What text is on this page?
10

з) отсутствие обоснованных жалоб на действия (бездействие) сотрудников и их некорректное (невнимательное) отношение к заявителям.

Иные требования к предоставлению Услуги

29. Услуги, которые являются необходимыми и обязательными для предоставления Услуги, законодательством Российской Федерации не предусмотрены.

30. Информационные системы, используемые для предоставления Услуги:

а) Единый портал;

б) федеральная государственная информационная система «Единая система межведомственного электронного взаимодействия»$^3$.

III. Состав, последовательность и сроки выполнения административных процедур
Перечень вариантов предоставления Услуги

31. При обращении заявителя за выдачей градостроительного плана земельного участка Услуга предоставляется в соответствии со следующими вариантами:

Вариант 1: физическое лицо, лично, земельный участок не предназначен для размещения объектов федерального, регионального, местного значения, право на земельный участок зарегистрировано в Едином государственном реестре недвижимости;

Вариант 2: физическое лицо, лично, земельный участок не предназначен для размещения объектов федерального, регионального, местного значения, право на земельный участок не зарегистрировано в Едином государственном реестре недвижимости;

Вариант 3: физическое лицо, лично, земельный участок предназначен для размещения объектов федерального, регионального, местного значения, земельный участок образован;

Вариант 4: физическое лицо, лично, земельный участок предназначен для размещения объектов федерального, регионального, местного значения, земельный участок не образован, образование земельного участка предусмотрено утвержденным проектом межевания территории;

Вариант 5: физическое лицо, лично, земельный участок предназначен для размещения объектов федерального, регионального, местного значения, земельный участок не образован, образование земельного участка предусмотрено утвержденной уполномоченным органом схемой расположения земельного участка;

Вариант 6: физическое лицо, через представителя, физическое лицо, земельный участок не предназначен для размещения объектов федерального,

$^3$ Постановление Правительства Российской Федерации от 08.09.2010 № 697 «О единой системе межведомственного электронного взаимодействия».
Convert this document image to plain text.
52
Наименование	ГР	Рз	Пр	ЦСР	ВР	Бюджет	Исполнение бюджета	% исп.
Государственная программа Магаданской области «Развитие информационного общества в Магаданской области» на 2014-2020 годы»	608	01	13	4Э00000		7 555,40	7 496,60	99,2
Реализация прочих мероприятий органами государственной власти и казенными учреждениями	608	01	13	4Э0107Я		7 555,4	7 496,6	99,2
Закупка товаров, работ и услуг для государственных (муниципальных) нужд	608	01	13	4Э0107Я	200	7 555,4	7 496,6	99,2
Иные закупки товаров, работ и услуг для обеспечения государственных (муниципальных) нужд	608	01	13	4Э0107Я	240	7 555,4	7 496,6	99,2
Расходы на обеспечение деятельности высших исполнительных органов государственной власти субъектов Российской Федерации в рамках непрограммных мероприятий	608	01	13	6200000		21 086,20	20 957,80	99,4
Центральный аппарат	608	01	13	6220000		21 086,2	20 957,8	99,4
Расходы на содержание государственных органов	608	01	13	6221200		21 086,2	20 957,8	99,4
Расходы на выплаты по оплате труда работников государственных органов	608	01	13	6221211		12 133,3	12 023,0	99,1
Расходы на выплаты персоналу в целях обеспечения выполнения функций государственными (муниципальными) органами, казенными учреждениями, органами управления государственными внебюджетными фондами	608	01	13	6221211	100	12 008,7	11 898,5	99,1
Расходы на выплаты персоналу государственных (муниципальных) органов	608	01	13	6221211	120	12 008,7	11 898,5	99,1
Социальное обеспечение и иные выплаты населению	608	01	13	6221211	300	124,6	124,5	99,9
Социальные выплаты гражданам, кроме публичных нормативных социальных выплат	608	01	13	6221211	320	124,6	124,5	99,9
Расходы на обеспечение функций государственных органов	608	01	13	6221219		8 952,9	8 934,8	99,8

□ □ □

▶ **WHAT IS NEEDED**
Return each line that includes "государственных".

▶ **RESULT OF THIS TASK**
Закупка товаров, работ и услуг для государственных (муниципальных) нужд	608	01	13	4Э0107Я	200	7 555,4	7 496,6	99,2
Иные закупки товаров, работ и услуг для обеспечения государственных (муниципальных) нужд	608	01	13	4Э0107Я	240	7 555,4	7 496,6	99,2
Расходы на содержание государственных органов	608	01	13	6221200		21 086,2	20 957,8	99,4
Расходы на выплаты по оплате труда работников государственных органов	608	01	13	6221211		12 133,3	12 023,0	99,1
Расходы на выплаты персоналу государственных (муниципальных) органов	608	01	13	6221211	120	12 008,7	11 898,5	99,1
Расходы на обеспечение функций государственных органов	608	01	13	6221219		8 952,9	8 934,8	99,8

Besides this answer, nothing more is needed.